● Written task: Pull out all lines from the listing below in which the word "they" appears.

● Extracted data:
════════════════════

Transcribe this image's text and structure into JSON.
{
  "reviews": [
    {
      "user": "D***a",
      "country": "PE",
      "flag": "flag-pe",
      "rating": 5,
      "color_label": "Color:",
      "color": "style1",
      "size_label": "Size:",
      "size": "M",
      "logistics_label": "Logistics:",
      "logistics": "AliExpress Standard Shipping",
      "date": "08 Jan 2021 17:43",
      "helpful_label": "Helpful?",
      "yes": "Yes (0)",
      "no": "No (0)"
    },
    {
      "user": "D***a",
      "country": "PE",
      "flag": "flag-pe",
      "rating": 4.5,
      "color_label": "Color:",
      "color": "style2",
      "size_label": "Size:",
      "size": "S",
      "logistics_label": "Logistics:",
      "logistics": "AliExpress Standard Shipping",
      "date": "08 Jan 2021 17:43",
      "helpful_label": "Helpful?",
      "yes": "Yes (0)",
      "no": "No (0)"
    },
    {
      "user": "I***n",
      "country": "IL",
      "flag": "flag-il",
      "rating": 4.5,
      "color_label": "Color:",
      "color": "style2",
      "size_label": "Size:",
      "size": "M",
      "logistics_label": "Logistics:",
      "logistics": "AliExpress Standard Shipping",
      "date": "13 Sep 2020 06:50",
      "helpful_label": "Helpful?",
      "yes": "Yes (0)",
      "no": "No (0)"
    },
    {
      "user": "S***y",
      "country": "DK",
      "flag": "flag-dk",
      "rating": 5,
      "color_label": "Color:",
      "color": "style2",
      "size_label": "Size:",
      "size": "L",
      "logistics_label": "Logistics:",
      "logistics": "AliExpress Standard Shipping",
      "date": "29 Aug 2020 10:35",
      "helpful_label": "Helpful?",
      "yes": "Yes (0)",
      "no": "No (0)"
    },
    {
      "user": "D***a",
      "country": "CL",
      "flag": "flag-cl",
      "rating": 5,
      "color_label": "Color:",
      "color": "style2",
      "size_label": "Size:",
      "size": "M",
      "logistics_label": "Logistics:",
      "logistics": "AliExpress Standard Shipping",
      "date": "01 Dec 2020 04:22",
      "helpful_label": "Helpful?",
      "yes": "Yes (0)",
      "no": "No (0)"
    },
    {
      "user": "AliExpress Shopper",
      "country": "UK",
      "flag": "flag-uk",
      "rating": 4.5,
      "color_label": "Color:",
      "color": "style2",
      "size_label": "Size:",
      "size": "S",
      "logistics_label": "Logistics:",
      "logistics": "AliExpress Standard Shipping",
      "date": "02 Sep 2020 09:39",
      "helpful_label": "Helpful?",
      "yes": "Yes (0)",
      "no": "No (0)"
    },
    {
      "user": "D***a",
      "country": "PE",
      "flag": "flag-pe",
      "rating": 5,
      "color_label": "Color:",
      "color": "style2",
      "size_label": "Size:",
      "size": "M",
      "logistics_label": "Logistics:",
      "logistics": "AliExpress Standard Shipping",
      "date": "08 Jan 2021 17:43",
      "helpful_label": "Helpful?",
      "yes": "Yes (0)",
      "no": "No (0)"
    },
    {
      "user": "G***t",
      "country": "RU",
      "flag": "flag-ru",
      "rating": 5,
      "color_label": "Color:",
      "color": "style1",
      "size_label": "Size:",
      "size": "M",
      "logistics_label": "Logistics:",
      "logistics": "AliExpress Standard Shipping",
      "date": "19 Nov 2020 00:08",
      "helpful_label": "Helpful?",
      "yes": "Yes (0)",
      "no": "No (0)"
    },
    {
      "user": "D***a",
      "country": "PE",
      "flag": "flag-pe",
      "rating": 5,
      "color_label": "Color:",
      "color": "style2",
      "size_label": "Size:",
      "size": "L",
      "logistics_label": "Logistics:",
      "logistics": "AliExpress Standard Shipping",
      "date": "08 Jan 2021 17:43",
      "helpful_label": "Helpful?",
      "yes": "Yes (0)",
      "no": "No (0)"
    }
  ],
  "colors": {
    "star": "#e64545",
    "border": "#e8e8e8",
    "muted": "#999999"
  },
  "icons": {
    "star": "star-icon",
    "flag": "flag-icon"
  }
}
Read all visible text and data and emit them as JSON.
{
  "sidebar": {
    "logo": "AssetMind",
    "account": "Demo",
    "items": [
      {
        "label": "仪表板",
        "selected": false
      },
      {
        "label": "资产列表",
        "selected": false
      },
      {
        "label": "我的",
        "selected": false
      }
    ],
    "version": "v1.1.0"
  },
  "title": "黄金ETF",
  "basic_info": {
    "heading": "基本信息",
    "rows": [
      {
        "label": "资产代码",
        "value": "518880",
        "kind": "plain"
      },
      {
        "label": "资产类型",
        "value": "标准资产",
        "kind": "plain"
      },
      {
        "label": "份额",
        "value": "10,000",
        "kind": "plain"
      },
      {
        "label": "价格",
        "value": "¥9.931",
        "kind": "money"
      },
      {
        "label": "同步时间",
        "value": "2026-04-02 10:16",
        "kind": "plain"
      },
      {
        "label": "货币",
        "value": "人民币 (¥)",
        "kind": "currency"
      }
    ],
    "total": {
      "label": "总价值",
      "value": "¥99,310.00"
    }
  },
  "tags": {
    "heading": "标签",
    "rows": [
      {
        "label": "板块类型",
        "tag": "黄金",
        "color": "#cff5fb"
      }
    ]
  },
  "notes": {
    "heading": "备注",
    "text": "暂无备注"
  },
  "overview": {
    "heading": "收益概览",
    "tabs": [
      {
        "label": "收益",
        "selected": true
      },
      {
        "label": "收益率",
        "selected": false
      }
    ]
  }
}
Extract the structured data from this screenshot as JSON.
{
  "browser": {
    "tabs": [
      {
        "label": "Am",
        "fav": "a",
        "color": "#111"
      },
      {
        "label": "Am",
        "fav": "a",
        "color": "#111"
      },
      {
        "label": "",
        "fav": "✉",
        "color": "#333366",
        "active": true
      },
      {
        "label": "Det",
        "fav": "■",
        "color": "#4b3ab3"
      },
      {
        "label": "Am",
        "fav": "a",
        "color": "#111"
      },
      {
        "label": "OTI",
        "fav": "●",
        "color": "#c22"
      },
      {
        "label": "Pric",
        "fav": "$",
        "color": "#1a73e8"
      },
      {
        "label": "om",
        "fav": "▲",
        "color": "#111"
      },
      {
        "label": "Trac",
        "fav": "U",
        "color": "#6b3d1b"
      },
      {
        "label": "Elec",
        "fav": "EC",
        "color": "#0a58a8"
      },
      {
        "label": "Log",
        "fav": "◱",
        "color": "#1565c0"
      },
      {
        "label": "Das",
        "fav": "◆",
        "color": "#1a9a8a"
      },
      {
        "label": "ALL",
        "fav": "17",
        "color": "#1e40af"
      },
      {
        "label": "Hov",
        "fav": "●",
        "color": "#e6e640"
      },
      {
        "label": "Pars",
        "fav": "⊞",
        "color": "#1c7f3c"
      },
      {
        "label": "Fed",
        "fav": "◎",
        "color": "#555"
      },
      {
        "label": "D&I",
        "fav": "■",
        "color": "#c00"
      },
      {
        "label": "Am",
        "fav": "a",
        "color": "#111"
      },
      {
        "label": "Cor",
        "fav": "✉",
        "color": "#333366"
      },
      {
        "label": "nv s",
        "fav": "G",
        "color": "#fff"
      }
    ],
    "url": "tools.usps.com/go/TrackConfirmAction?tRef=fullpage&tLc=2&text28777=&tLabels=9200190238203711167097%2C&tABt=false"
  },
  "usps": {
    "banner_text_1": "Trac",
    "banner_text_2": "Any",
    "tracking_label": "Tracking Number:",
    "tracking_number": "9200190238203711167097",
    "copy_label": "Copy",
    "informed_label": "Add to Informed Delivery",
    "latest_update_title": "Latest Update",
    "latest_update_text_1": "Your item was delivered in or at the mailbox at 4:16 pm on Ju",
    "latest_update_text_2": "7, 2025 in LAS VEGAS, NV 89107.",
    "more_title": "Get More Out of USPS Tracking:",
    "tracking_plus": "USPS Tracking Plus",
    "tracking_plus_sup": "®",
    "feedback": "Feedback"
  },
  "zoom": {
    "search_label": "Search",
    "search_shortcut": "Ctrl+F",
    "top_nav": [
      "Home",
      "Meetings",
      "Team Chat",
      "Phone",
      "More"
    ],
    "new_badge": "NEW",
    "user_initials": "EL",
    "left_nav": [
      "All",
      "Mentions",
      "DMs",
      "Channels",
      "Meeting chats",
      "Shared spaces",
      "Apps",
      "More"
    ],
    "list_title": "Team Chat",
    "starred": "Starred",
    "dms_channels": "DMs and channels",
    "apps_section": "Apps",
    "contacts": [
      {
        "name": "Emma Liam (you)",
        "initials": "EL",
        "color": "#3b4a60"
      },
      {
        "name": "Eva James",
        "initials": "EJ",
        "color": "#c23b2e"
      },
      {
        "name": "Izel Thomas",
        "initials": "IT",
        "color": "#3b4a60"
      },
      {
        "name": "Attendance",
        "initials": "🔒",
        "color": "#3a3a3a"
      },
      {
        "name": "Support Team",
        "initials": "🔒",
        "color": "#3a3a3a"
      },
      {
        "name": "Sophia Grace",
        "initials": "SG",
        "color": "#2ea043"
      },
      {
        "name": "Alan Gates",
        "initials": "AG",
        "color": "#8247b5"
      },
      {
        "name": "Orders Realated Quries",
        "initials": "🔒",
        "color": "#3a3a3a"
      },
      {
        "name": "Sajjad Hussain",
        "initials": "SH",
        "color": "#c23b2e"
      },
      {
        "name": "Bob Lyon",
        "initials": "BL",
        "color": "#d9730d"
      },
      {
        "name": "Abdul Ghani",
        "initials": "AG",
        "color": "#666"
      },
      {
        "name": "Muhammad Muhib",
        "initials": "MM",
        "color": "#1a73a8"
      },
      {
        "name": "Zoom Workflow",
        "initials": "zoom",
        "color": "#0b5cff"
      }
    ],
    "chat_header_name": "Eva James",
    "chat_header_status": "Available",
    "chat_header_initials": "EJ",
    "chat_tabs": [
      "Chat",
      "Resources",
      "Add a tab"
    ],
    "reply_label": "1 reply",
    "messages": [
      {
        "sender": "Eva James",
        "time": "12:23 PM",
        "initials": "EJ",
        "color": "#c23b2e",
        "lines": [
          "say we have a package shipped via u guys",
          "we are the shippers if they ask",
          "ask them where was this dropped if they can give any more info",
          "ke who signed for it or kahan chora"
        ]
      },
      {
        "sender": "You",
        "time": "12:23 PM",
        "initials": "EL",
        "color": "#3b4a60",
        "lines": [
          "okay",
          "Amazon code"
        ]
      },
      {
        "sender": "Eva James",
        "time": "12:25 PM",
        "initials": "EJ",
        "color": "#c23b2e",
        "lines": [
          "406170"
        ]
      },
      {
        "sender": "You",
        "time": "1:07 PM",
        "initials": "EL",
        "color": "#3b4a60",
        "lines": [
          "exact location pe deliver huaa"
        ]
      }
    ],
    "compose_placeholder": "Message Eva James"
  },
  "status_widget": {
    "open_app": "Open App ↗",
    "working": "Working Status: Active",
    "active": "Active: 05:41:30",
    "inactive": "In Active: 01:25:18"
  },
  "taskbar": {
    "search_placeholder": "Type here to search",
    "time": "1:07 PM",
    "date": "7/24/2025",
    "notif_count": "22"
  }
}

════════════════════

● Finished answer:
          "we are the shippers if they ask",
          "ask them where was this dropped if they can give any more info",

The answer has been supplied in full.